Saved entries
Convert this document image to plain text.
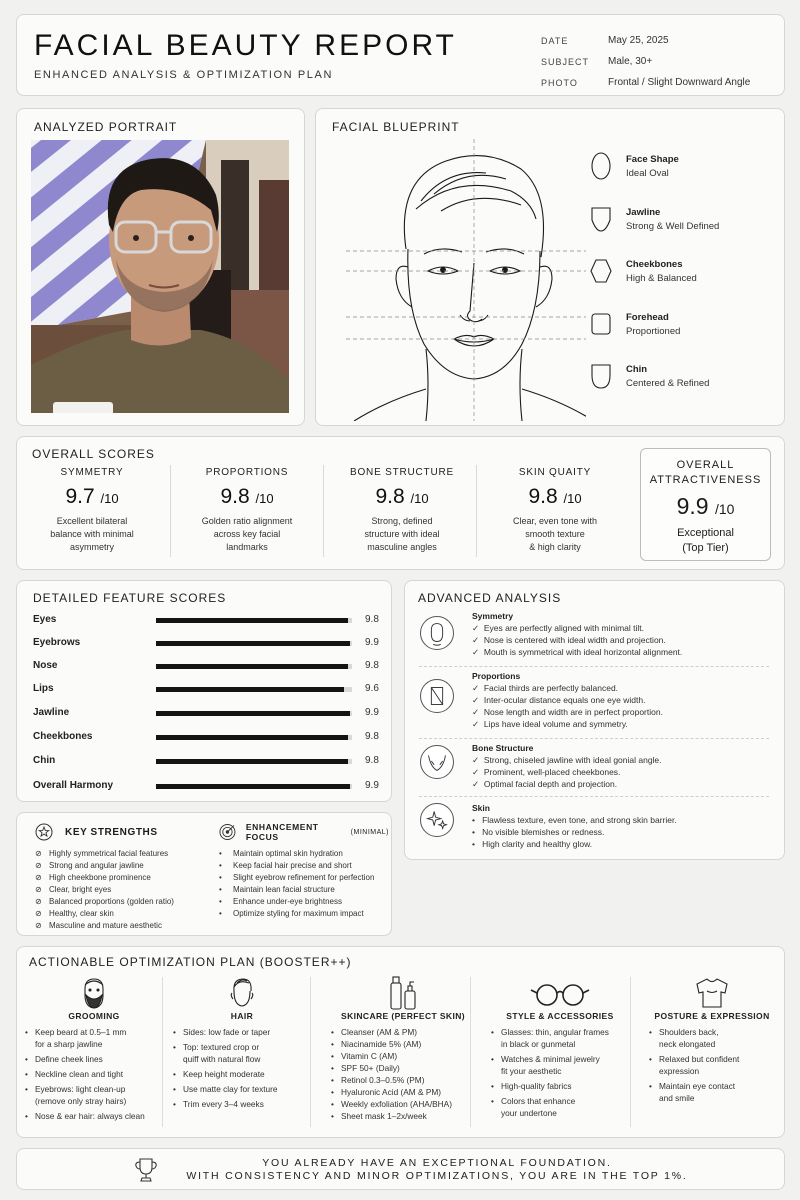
FACIAL BEAUTY REPORT
ENHANCED ANALYSIS & OPTIMIZATION PLAN
DATE	May 25, 2025
SUBJECT	Male, 30+
PHOTO	Frontal / Slight Downward Angle
ANALYZED PORTRAIT	FACIAL BLUEPRINT
Face Shape
Ideal Oval
Jawline
Strong & Well Defined
Cheekbones
High & Balanced
Forehead
Proportioned
Chin
Centered & Refined
OVERALL SCORES
SYMMETRY
9.7 /10
Excellent bilateral
balance with minimal
asymmetry
PROPORTIONS
9.8 /10
Golden ratio alignment
across key facial
landmarks
BONE STRUCTURE
9.8 /10
Strong, defined
structure with ideal
masculine angles
SKIN QUAITY
9.8 /10
Clear, even tone with
smooth texture
& high clarity
OVERALL
ATTRACTIVENESS
9.9 /10
Exceptional
(Top Tier)
DETAILED FEATURE SCORES
Eyes	9.8
Eyebrows	9.9
Nose	9.8
Lips	9.6
Jawline	9.9
Cheekbones	9.8
Chin	9.8
Overall Harmony	9.9
ADVANCED ANALYSIS
Symmetry
✓  Eyes are perfectly aligned with minimal tilt.
✓  Nose is centered with ideal width and projection.
✓  Mouth is symmetrical with ideal horizontal alignment.
Proportions
✓  Facial thirds are perfectly balanced.
✓  Inter-ocular distance equals one eye width.
✓  Nose length and width are in perfect proportion.
✓  Lips have ideal volume and symmetry.
Bone Structure
✓  Strong, chiseled jawline with ideal gonial angle.
✓  Prominent, well-placed cheekbones.
✓  Optimal facial depth and projection.
Skin
•   Flawless texture, even tone, and strong skin barrier.
•   No visible blemishes or redness.
•   High clarity and healthy glow.
KEY STRENGTHS
⊘ Highly symmetrical facial features
⊘ Strong and angular jawline
⊘ High cheekbone prominence
⊘ Clear, bright eyes
⊘ Balanced proportions (golden ratio)
⊘ Healthy, clear skin
⊘ Masculine and mature aesthetic
ENHANCEMENT FOCUS	(MINIMAL)
•	Maintain optimal skin hydration
•	Keep facial hair precise and short
•	Slight eyebrow refinement for perfection
•	Maintain lean facial structure
•	Enhance under-eye brightness
•	Optimize styling for maximum impact
ACTIONABLE OPTIMIZATION PLAN (BOOSTER++)
GROOMING
• Keep beard at 0.5–1 mm
for a sharp jawline
• Define cheek lines
• Neckline clean and tight
• Eyebrows: light clean-up
(remove only stray hairs)
• Nose & ear hair: always clean
HAIR
• Sides: low fade or taper
• Top: textured crop or
quiff with natural flow
• Keep height moderate
• Use matte clay for texture
• Trim every 3–4 weeks
SKINCARE (PERFECT SKIN)
• Cleanser (AM & PM)
• Niacinamide 5% (AM)
• Vitamin C (AM)
• SPF 50+ (Daily)
• Retinol 0.3–0.5% (PM)
• Hyaluronic Acid (AM & PM)
• Weekly exfoliation (AHA/BHA)
• Sheet mask 1–2x/week
STYLE & ACCESSORIES
• Glasses: thin, angular frames
in black or gunmetal
• Watches & minimal jewelry
fit your aesthetic
• High-quality fabrics
• Colors that enhance
your undertone
POSTURE & EXPRESSION
• Shoulders back,
neck elongated
• Relaxed but confident
expression
• Maintain eye contact
and smile
YOU ALREADY HAVE AN EXCEPTIONAL FOUNDATION.
WITH CONSISTENCY AND MINOR OPTIMIZATIONS, YOU ARE IN THE TOP 1%.
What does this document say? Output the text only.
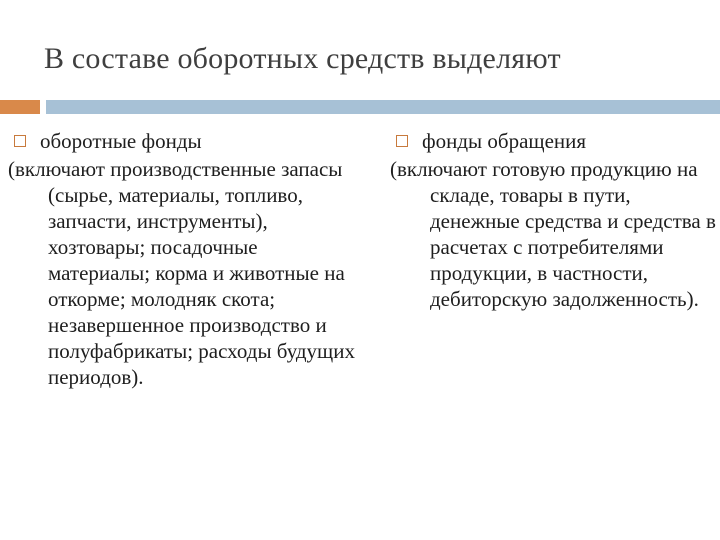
В составе оборотных средств выделяют
оборотные фонды

(включают производственные запасы (сырье, материалы, топливо, запчасти, инструменты), хозтовары; посадочные материалы; корма и животные на откорме; молодняк скота; незавершенное производство и полуфабрикаты; расходы будущих периодов).

фонды обращения

(включают готовую продукцию на складе, товары в пути, денежные средства и средства в расчетах с потребителями продукции, в частности, дебиторскую задолженность).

_EXERCISE BRIEF_:
Using the data above, print every line exactly, omitting pictures.

_OUTPUT OF THE EXERCISE_:
Convert this document image to plain text.
FACIAL BEAUTY REPORT
ENHANCED ANALYSIS & OPTIMIZATION PLAN
DATE	May 25, 2025
SUBJECT	Male, 30+
PHOTO	Frontal / Slight Downward Angle
ANALYZED PORTRAIT	FACIAL BLUEPRINT
Face Shape
Ideal Oval
Jawline
Strong & Well Defined
Cheekbones
High & Balanced
Forehead
Proportioned
Chin
Centered & Refined
OVERALL SCORES
SYMMETRY
9.7 /10
Excellent bilateral
balance with minimal
asymmetry
PROPORTIONS
9.8 /10
Golden ratio alignment
across key facial
landmarks
BONE STRUCTURE
9.8 /10
Strong, defined
structure with ideal
masculine angles
SKIN QUAITY
9.8 /10
Clear, even tone with
smooth texture
& high clarity
OVERALL
ATTRACTIVENESS
9.9 /10
Exceptional
(Top Tier)
DETAILED FEATURE SCORES
Eyes	9.8
Eyebrows	9.9
Nose	9.8
Lips	9.6
Jawline	9.9
Cheekbones	9.8
Chin	9.8
Overall Harmony	9.9
ADVANCED ANALYSIS
Symmetry
✓  Eyes are perfectly aligned with minimal tilt.
✓  Nose is centered with ideal width and projection.
✓  Mouth is symmetrical with ideal horizontal alignment.
Proportions
✓  Facial thirds are perfectly balanced.
✓  Inter-ocular distance equals one eye width.
✓  Nose length and width are in perfect proportion.
✓  Lips have ideal volume and symmetry.
Bone Structure
✓  Strong, chiseled jawline with ideal gonial angle.
✓  Prominent, well-placed cheekbones.
✓  Optimal facial depth and projection.
Skin
•   Flawless texture, even tone, and strong skin barrier.
•   No visible blemishes or redness.
•   High clarity and healthy glow.
KEY STRENGTHS
⊘ Highly symmetrical facial features
⊘ Strong and angular jawline
⊘ High cheekbone prominence
⊘ Clear, bright eyes
⊘ Balanced proportions (golden ratio)
⊘ Healthy, clear skin
⊘ Masculine and mature aesthetic
ENHANCEMENT FOCUS	(MINIMAL)
•	Maintain optimal skin hydration
•	Keep facial hair precise and short
•	Slight eyebrow refinement for perfection
•	Maintain lean facial structure
•	Enhance under-eye brightness
•	Optimize styling for maximum impact
ACTIONABLE OPTIMIZATION PLAN (BOOSTER++)
GROOMING
• Keep beard at 0.5–1 mm
for a sharp jawline
• Define cheek lines
• Neckline clean and tight
• Eyebrows: light clean-up
(remove only stray hairs)
• Nose & ear hair: always clean
HAIR
• Sides: low fade or taper
• Top: textured crop or
quiff with natural flow
• Keep height moderate
• Use matte clay for texture
• Trim every 3–4 weeks
SKINCARE (PERFECT SKIN)
• Cleanser (AM & PM)
• Niacinamide 5% (AM)
• Vitamin C (AM)
• SPF 50+ (Daily)
• Retinol 0.3–0.5% (PM)
• Hyaluronic Acid (AM & PM)
• Weekly exfoliation (AHA/BHA)
• Sheet mask 1–2x/week
STYLE & ACCESSORIES
• Glasses: thin, angular frames
in black or gunmetal
• Watches & minimal jewelry
fit your aesthetic
• High-quality fabrics
• Colors that enhance
your undertone
POSTURE & EXPRESSION
• Shoulders back,
neck elongated
• Relaxed but confident
expression
• Maintain eye contact
and smile
YOU ALREADY HAVE AN EXCEPTIONAL FOUNDATION.
WITH CONSISTENCY AND MINOR OPTIMIZATIONS, YOU ARE IN THE TOP 1%.
What does this document say? Output the text only.
В составе оборотных средств выделяют
оборотные фонды

(включают производственные запасы (сырье, материалы, топливо, запчасти, инструменты), хозтовары; посадочные материалы; корма и животные на откорме; молодняк скота; незавершенное производство и полуфабрикаты; расходы будущих периодов).

фонды обращения

(включают готовую продукцию на складе, товары в пути, денежные средства и средства в расчетах с потребителями продукции, в частности, дебиторскую задолженность).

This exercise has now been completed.